→ GOAL
Copy every line of the records below that holds the word "this".
+--
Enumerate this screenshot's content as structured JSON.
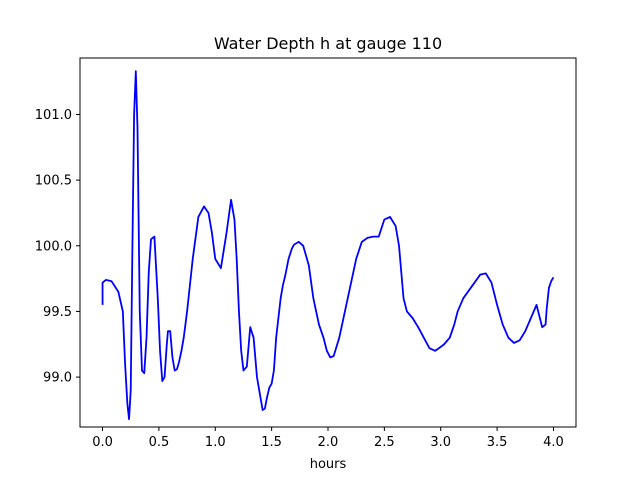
{
  "chart_data": {
    "type": "line",
    "title": "Water Depth h at gauge 110",
    "xlabel": "hours",
    "ylabel": "",
    "xlim": [
      -0.2,
      4.2
    ],
    "ylim": [
      98.62,
      101.43
    ],
    "xticks": [
      0.0,
      0.5,
      1.0,
      1.5,
      2.0,
      2.5,
      3.0,
      3.5,
      4.0
    ],
    "xtick_labels": [
      "0.0",
      "0.5",
      "1.0",
      "1.5",
      "2.0",
      "2.5",
      "3.0",
      "3.5",
      "4.0"
    ],
    "yticks": [
      99.0,
      99.5,
      100.0,
      100.5,
      101.0
    ],
    "ytick_labels": [
      "99.0",
      "99.5",
      "100.0",
      "100.5",
      "101.0"
    ],
    "grid": false,
    "line_color": "#0000ff",
    "series": [
      {
        "x": [
          0.0,
          0.0,
          0.03,
          0.08,
          0.14,
          0.18,
          0.2,
          0.22,
          0.235,
          0.25,
          0.265,
          0.28,
          0.295,
          0.31,
          0.32,
          0.33,
          0.35,
          0.37,
          0.39,
          0.41,
          0.43,
          0.46,
          0.49,
          0.51,
          0.53,
          0.55,
          0.57,
          0.58,
          0.6,
          0.62,
          0.64,
          0.66,
          0.68,
          0.7,
          0.72,
          0.75,
          0.8,
          0.85,
          0.9,
          0.94,
          0.97,
          1.0,
          1.05,
          1.1,
          1.14,
          1.17,
          1.19,
          1.21,
          1.23,
          1.25,
          1.28,
          1.31,
          1.34,
          1.37,
          1.4,
          1.42,
          1.44,
          1.46,
          1.48,
          1.5,
          1.52,
          1.54,
          1.56,
          1.58,
          1.6,
          1.62,
          1.65,
          1.68,
          1.7,
          1.74,
          1.78,
          1.83,
          1.87,
          1.92,
          1.96,
          1.99,
          2.02,
          2.05,
          2.1,
          2.15,
          2.2,
          2.25,
          2.3,
          2.35,
          2.4,
          2.45,
          2.5,
          2.55,
          2.6,
          2.63,
          2.65,
          2.67,
          2.7,
          2.75,
          2.8,
          2.85,
          2.9,
          2.95,
          3.0,
          3.03,
          3.05,
          3.08,
          3.12,
          3.15,
          3.2,
          3.25,
          3.3,
          3.35,
          3.4,
          3.45,
          3.5,
          3.55,
          3.6,
          3.65,
          3.7,
          3.75,
          3.8,
          3.85,
          3.9,
          3.93,
          3.94,
          3.95,
          3.96,
          3.98,
          4.0
        ],
        "y": [
          99.55,
          99.72,
          99.74,
          99.73,
          99.65,
          99.5,
          99.1,
          98.8,
          98.68,
          98.9,
          100.0,
          101.0,
          101.33,
          100.9,
          100.2,
          99.5,
          99.05,
          99.03,
          99.3,
          99.8,
          100.05,
          100.07,
          99.6,
          99.2,
          98.97,
          99.0,
          99.25,
          99.35,
          99.35,
          99.15,
          99.05,
          99.06,
          99.12,
          99.2,
          99.3,
          99.5,
          99.9,
          100.22,
          100.3,
          100.25,
          100.1,
          99.9,
          99.83,
          100.1,
          100.35,
          100.2,
          99.9,
          99.5,
          99.2,
          99.05,
          99.08,
          99.38,
          99.3,
          99.0,
          98.85,
          98.75,
          98.76,
          98.85,
          98.92,
          98.95,
          99.05,
          99.3,
          99.45,
          99.6,
          99.7,
          99.77,
          99.9,
          99.98,
          100.01,
          100.03,
          100.0,
          99.85,
          99.6,
          99.4,
          99.3,
          99.2,
          99.15,
          99.16,
          99.3,
          99.5,
          99.7,
          99.9,
          100.03,
          100.06,
          100.07,
          100.07,
          100.2,
          100.22,
          100.15,
          100.0,
          99.8,
          99.6,
          99.5,
          99.45,
          99.38,
          99.3,
          99.22,
          99.2,
          99.23,
          99.25,
          99.27,
          99.3,
          99.4,
          99.5,
          99.6,
          99.66,
          99.72,
          99.78,
          99.79,
          99.72,
          99.55,
          99.4,
          99.3,
          99.26,
          99.28,
          99.35,
          99.45,
          99.55,
          99.38,
          99.4,
          99.52,
          99.6,
          99.68,
          99.73,
          99.76
        ]
      }
    ]
  }
}
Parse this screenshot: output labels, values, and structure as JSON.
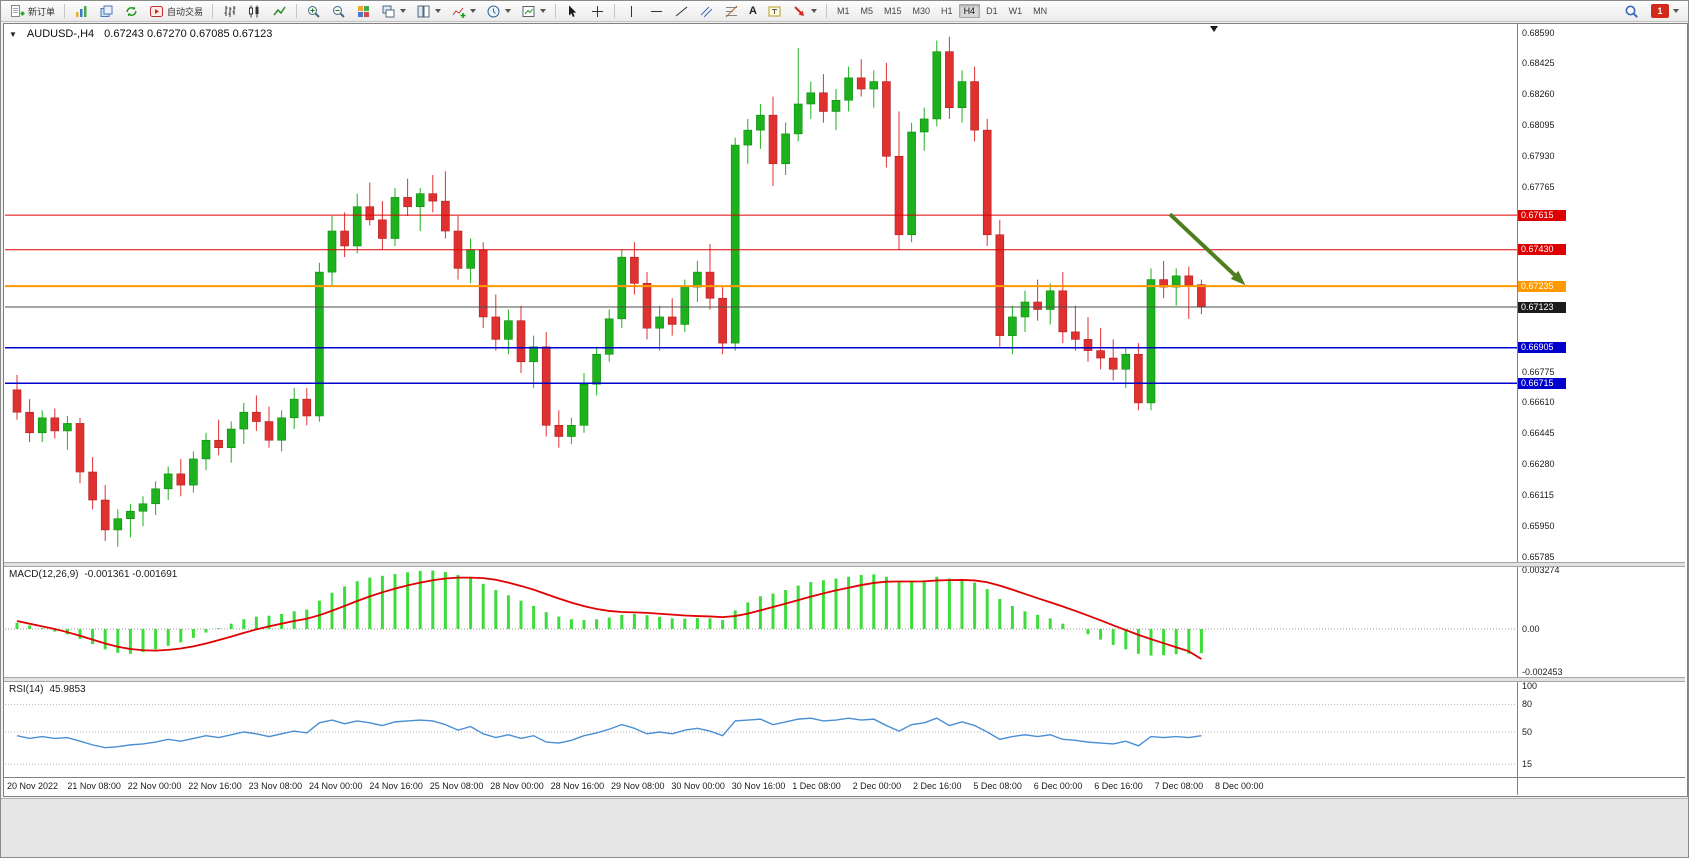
{
  "window": {
    "collapse_marker": "▼",
    "title_symbol": "AUDUSD-,H4",
    "ohlc_text": "0.67243 0.67270 0.67085 0.67123"
  },
  "toolbar": {
    "new_order_label": "新订单",
    "auto_trading_label": "自动交易",
    "text_tool_label": "A",
    "timeframes": [
      "M1",
      "M5",
      "M15",
      "M30",
      "H1",
      "H4",
      "D1",
      "W1",
      "MN"
    ],
    "active_timeframe": "H4",
    "notification_count": "1"
  },
  "colors": {
    "up": "#1db21d",
    "down": "#e03131",
    "up_border": "#0e8a0e",
    "down_border": "#b02020",
    "macd_histogram": "#3ddc3d",
    "macd_signal": "#e00000",
    "rsi_line": "#4a8fd4",
    "arrow": "#4e7f1e"
  },
  "chart_data": {
    "type": "candlestick",
    "symbol": "AUDUSD",
    "period": "H4",
    "current": {
      "open": 0.67243,
      "high": 0.6727,
      "low": 0.67085,
      "close": 0.67123
    },
    "y_axis": {
      "min": 0.65785,
      "max": 0.6859
    },
    "price_ticks": [
      0.6859,
      0.68425,
      0.6826,
      0.68095,
      0.6793,
      0.67765,
      0.66775,
      0.6661,
      0.66445,
      0.6628,
      0.66115,
      0.6595,
      0.65785
    ],
    "price_badges": [
      {
        "label": "0.67615",
        "price": 0.67615,
        "type": "resistance-1",
        "bg": "#dd0000"
      },
      {
        "label": "0.67430",
        "price": 0.6743,
        "type": "resistance-2",
        "bg": "#dd0000"
      },
      {
        "label": "0.67235",
        "price": 0.67235,
        "type": "pivot",
        "bg": "#ff9900"
      },
      {
        "label": "0.67123",
        "price": 0.67123,
        "type": "current-price",
        "bg": "#1c1c1c"
      },
      {
        "label": "0.66905",
        "price": 0.66905,
        "type": "support-1",
        "bg": "#0000cc"
      },
      {
        "label": "0.66715",
        "price": 0.66715,
        "type": "support-2",
        "bg": "#0000cc"
      }
    ],
    "levels": [
      {
        "price": 0.67615,
        "color": "#dd0000",
        "width": 1
      },
      {
        "price": 0.6743,
        "color": "#dd0000",
        "width": 1
      },
      {
        "price": 0.67235,
        "color": "#ff9900",
        "width": 2
      },
      {
        "price": 0.67123,
        "color": "#4d4d4d",
        "width": 1
      },
      {
        "price": 0.66905,
        "color": "#0000cc",
        "width": 1.5
      },
      {
        "price": 0.66715,
        "color": "#0000cc",
        "width": 1.5
      }
    ],
    "arrow_annotation": {
      "from": {
        "index": 91.5,
        "price": 0.6762
      },
      "to": {
        "index": 97.5,
        "price": 0.6724
      },
      "color": "#4e7f1e"
    },
    "time_labels": [
      "20 Nov 2022",
      "21 Nov 08:00",
      "22 Nov 00:00",
      "22 Nov 16:00",
      "23 Nov 08:00",
      "24 Nov 00:00",
      "24 Nov 16:00",
      "25 Nov 08:00",
      "28 Nov 00:00",
      "28 Nov 16:00",
      "29 Nov 08:00",
      "30 Nov 00:00",
      "30 Nov 16:00",
      "1 Dec 08:00",
      "2 Dec 00:00",
      "2 Dec 16:00",
      "5 Dec 08:00",
      "6 Dec 00:00",
      "6 Dec 16:00",
      "7 Dec 08:00",
      "8 Dec 00:00"
    ],
    "candles": [
      [
        0.6668,
        0.6676,
        0.6652,
        0.6656
      ],
      [
        0.6656,
        0.6663,
        0.664,
        0.6645
      ],
      [
        0.6645,
        0.6657,
        0.664,
        0.6653
      ],
      [
        0.6653,
        0.6658,
        0.6642,
        0.6646
      ],
      [
        0.6646,
        0.6654,
        0.6636,
        0.665
      ],
      [
        0.665,
        0.6653,
        0.6618,
        0.6624
      ],
      [
        0.6624,
        0.6632,
        0.6604,
        0.6609
      ],
      [
        0.6609,
        0.6617,
        0.6587,
        0.6593
      ],
      [
        0.6593,
        0.6604,
        0.6584,
        0.6599
      ],
      [
        0.6599,
        0.6607,
        0.6589,
        0.6603
      ],
      [
        0.6603,
        0.6611,
        0.6595,
        0.6607
      ],
      [
        0.6607,
        0.6619,
        0.6601,
        0.6615
      ],
      [
        0.6615,
        0.6627,
        0.6609,
        0.6623
      ],
      [
        0.6623,
        0.6631,
        0.6611,
        0.6617
      ],
      [
        0.6617,
        0.6635,
        0.6613,
        0.6631
      ],
      [
        0.6631,
        0.6645,
        0.6625,
        0.6641
      ],
      [
        0.6641,
        0.6652,
        0.6633,
        0.6637
      ],
      [
        0.6637,
        0.6651,
        0.6629,
        0.6647
      ],
      [
        0.6647,
        0.6661,
        0.6639,
        0.6656
      ],
      [
        0.6656,
        0.6665,
        0.6646,
        0.6651
      ],
      [
        0.6651,
        0.6659,
        0.6637,
        0.6641
      ],
      [
        0.6641,
        0.6657,
        0.6635,
        0.6653
      ],
      [
        0.6653,
        0.6669,
        0.6647,
        0.6663
      ],
      [
        0.6663,
        0.6669,
        0.6649,
        0.6654
      ],
      [
        0.6654,
        0.6736,
        0.6651,
        0.6731
      ],
      [
        0.6731,
        0.6761,
        0.6723,
        0.6753
      ],
      [
        0.6753,
        0.6763,
        0.6739,
        0.6745
      ],
      [
        0.6745,
        0.6773,
        0.6741,
        0.6766
      ],
      [
        0.6766,
        0.6779,
        0.6756,
        0.6759
      ],
      [
        0.6759,
        0.6769,
        0.6743,
        0.6749
      ],
      [
        0.6749,
        0.6776,
        0.6745,
        0.6771
      ],
      [
        0.6771,
        0.6781,
        0.6761,
        0.6766
      ],
      [
        0.6766,
        0.6776,
        0.6753,
        0.6773
      ],
      [
        0.6773,
        0.6783,
        0.6763,
        0.6769
      ],
      [
        0.6769,
        0.6785,
        0.6749,
        0.6753
      ],
      [
        0.6753,
        0.6761,
        0.6727,
        0.6733
      ],
      [
        0.6733,
        0.6749,
        0.6725,
        0.6743
      ],
      [
        0.6743,
        0.6747,
        0.6701,
        0.6707
      ],
      [
        0.6707,
        0.6719,
        0.6689,
        0.6695
      ],
      [
        0.6695,
        0.6711,
        0.6687,
        0.6705
      ],
      [
        0.6705,
        0.6713,
        0.6677,
        0.6683
      ],
      [
        0.6683,
        0.6697,
        0.6669,
        0.6691
      ],
      [
        0.6691,
        0.6699,
        0.6643,
        0.6649
      ],
      [
        0.6649,
        0.6657,
        0.6637,
        0.6643
      ],
      [
        0.6643,
        0.6653,
        0.6639,
        0.6649
      ],
      [
        0.6649,
        0.6677,
        0.6645,
        0.6671
      ],
      [
        0.6671,
        0.6691,
        0.6665,
        0.6687
      ],
      [
        0.6687,
        0.6711,
        0.6683,
        0.6706
      ],
      [
        0.6706,
        0.6743,
        0.6701,
        0.6739
      ],
      [
        0.6739,
        0.6747,
        0.6719,
        0.6725
      ],
      [
        0.6725,
        0.6731,
        0.6695,
        0.6701
      ],
      [
        0.6701,
        0.6713,
        0.6689,
        0.6707
      ],
      [
        0.6707,
        0.6717,
        0.6697,
        0.6703
      ],
      [
        0.6703,
        0.6727,
        0.6699,
        0.6723
      ],
      [
        0.6723,
        0.6737,
        0.6715,
        0.6731
      ],
      [
        0.6731,
        0.6746,
        0.6711,
        0.6717
      ],
      [
        0.6717,
        0.6723,
        0.6687,
        0.6693
      ],
      [
        0.6693,
        0.6803,
        0.6689,
        0.6799
      ],
      [
        0.6799,
        0.6813,
        0.6789,
        0.6807
      ],
      [
        0.6807,
        0.6821,
        0.6797,
        0.6815
      ],
      [
        0.6815,
        0.6825,
        0.6777,
        0.6789
      ],
      [
        0.6789,
        0.6811,
        0.6783,
        0.6805
      ],
      [
        0.6805,
        0.6851,
        0.6801,
        0.6821
      ],
      [
        0.6821,
        0.6833,
        0.6813,
        0.6827
      ],
      [
        0.6827,
        0.6837,
        0.6811,
        0.6817
      ],
      [
        0.6817,
        0.6829,
        0.6807,
        0.6823
      ],
      [
        0.6823,
        0.6841,
        0.6817,
        0.6835
      ],
      [
        0.6835,
        0.6845,
        0.6825,
        0.6829
      ],
      [
        0.6829,
        0.6839,
        0.6819,
        0.6833
      ],
      [
        0.6833,
        0.6843,
        0.6787,
        0.6793
      ],
      [
        0.6793,
        0.6817,
        0.6743,
        0.6751
      ],
      [
        0.6751,
        0.6811,
        0.6747,
        0.6806
      ],
      [
        0.6806,
        0.6819,
        0.6796,
        0.6813
      ],
      [
        0.6813,
        0.6855,
        0.6809,
        0.6849
      ],
      [
        0.6849,
        0.6857,
        0.6813,
        0.6819
      ],
      [
        0.6819,
        0.6839,
        0.6811,
        0.6833
      ],
      [
        0.6833,
        0.6841,
        0.6801,
        0.6807
      ],
      [
        0.6807,
        0.6813,
        0.6745,
        0.6751
      ],
      [
        0.6751,
        0.6759,
        0.6691,
        0.6697
      ],
      [
        0.6697,
        0.6713,
        0.6687,
        0.6707
      ],
      [
        0.6707,
        0.6721,
        0.6699,
        0.6715
      ],
      [
        0.6715,
        0.6727,
        0.6705,
        0.6711
      ],
      [
        0.6711,
        0.6725,
        0.6703,
        0.6721
      ],
      [
        0.6721,
        0.6731,
        0.6693,
        0.6699
      ],
      [
        0.6699,
        0.6713,
        0.6689,
        0.6695
      ],
      [
        0.6695,
        0.6707,
        0.6683,
        0.6689
      ],
      [
        0.6689,
        0.6701,
        0.6679,
        0.6685
      ],
      [
        0.6685,
        0.6695,
        0.6673,
        0.6679
      ],
      [
        0.6679,
        0.6691,
        0.6669,
        0.6687
      ],
      [
        0.6687,
        0.6693,
        0.6657,
        0.6661
      ],
      [
        0.6661,
        0.6733,
        0.6657,
        0.6727
      ],
      [
        0.6727,
        0.6737,
        0.6717,
        0.6723
      ],
      [
        0.6723,
        0.6733,
        0.6713,
        0.6729
      ],
      [
        0.6729,
        0.6734,
        0.6706,
        0.6724
      ],
      [
        0.67243,
        0.6727,
        0.67085,
        0.67123
      ]
    ]
  },
  "macd": {
    "title": "MACD(12,26,9)",
    "values_text": "-0.001361 -0.001691",
    "main_value": -0.001361,
    "signal_value": -0.001691,
    "axis_labels": [
      {
        "text": "0.003274",
        "value": 0.003274
      },
      {
        "text": "0.00",
        "value": 0
      },
      {
        "text": "-0.002453",
        "value": -0.002453
      }
    ],
    "histogram": [
      0.00035,
      0.0002,
      5e-05,
      -0.00015,
      -0.0003,
      -0.00055,
      -0.00085,
      -0.00115,
      -0.00135,
      -0.0014,
      -0.0013,
      -0.00115,
      -0.00095,
      -0.00075,
      -0.0005,
      -0.0002,
      5e-05,
      0.0003,
      0.00055,
      0.0007,
      0.00075,
      0.00085,
      0.001,
      0.0011,
      0.0016,
      0.00205,
      0.0024,
      0.0027,
      0.0029,
      0.003,
      0.0031,
      0.0032,
      0.00328,
      0.0033,
      0.00322,
      0.00305,
      0.00285,
      0.00255,
      0.0022,
      0.0019,
      0.0016,
      0.0013,
      0.00095,
      0.0007,
      0.00055,
      0.0005,
      0.00055,
      0.00065,
      0.0008,
      0.00085,
      0.00078,
      0.00068,
      0.0006,
      0.00058,
      0.00062,
      0.0006,
      0.0005,
      0.00105,
      0.0015,
      0.00185,
      0.002,
      0.0022,
      0.00245,
      0.00265,
      0.00275,
      0.00285,
      0.00295,
      0.00305,
      0.00308,
      0.00295,
      0.0027,
      0.00265,
      0.00275,
      0.00295,
      0.00285,
      0.0028,
      0.00262,
      0.00225,
      0.0017,
      0.0013,
      0.001,
      0.0008,
      0.0006,
      0.0003,
      0,
      -0.0003,
      -0.0006,
      -0.0009,
      -0.00115,
      -0.0014,
      -0.0015,
      -0.00148,
      -0.00142,
      -0.0014,
      -0.001361
    ],
    "signal": [
      0.00045,
      0.0003,
      0.00015,
      0,
      -0.00018,
      -0.00038,
      -0.0006,
      -0.00082,
      -0.001,
      -0.00113,
      -0.0012,
      -0.00122,
      -0.00118,
      -0.0011,
      -0.00098,
      -0.00082,
      -0.00063,
      -0.00043,
      -0.00022,
      -2e-05,
      0.00015,
      0.0003,
      0.00045,
      0.00058,
      0.00078,
      0.00103,
      0.0013,
      0.00158,
      0.00184,
      0.00207,
      0.00228,
      0.00246,
      0.00262,
      0.00275,
      0.00285,
      0.0029,
      0.0029,
      0.00287,
      0.00278,
      0.00262,
      0.00243,
      0.00222,
      0.00197,
      0.00172,
      0.00149,
      0.00129,
      0.00113,
      0.00102,
      0.00096,
      0.00094,
      0.00091,
      0.00086,
      0.00081,
      0.00076,
      0.00073,
      0.00071,
      0.00067,
      0.00073,
      0.00087,
      0.00105,
      0.00124,
      0.00143,
      0.00163,
      0.00183,
      0.00201,
      0.00218,
      0.00233,
      0.00248,
      0.0026,
      0.00267,
      0.00268,
      0.00268,
      0.00269,
      0.00274,
      0.00276,
      0.00277,
      0.00274,
      0.00264,
      0.00245,
      0.00222,
      0.00198,
      0.00174,
      0.00151,
      0.00127,
      0.00102,
      0.00076,
      0.00049,
      0.00021,
      -6e-05,
      -0.00033,
      -0.00057,
      -0.0008,
      -0.00103,
      -0.00126,
      -0.001691
    ]
  },
  "rsi": {
    "title": "RSI(14)",
    "value_text": "45.9853",
    "axis_labels": [
      {
        "text": "100",
        "value": 100
      },
      {
        "text": "80",
        "value": 80
      },
      {
        "text": "50",
        "value": 50
      },
      {
        "text": "15",
        "value": 15
      }
    ],
    "level_lines": [
      80,
      50,
      15
    ],
    "values": [
      46,
      43,
      45,
      43,
      44,
      40,
      36,
      33,
      34,
      36,
      37,
      39,
      42,
      40,
      43,
      46,
      44,
      47,
      50,
      48,
      45,
      48,
      51,
      49,
      60,
      63,
      59,
      62,
      60,
      57,
      61,
      62,
      63,
      62,
      58,
      52,
      56,
      48,
      44,
      47,
      43,
      46,
      39,
      38,
      41,
      46,
      49,
      53,
      58,
      54,
      48,
      50,
      48,
      52,
      54,
      51,
      46,
      62,
      63,
      64,
      58,
      61,
      64,
      65,
      62,
      63,
      65,
      63,
      64,
      57,
      51,
      58,
      60,
      65,
      57,
      61,
      57,
      50,
      42,
      45,
      47,
      45,
      47,
      42,
      41,
      39,
      38,
      37,
      40,
      35,
      45,
      44,
      45,
      44,
      45.9853
    ]
  }
}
+--
→ COMPLETE OUTPUT
Enumerate this screenshot's content as structured JSON.
Parse this screenshot: output labels, values, and structure as JSON.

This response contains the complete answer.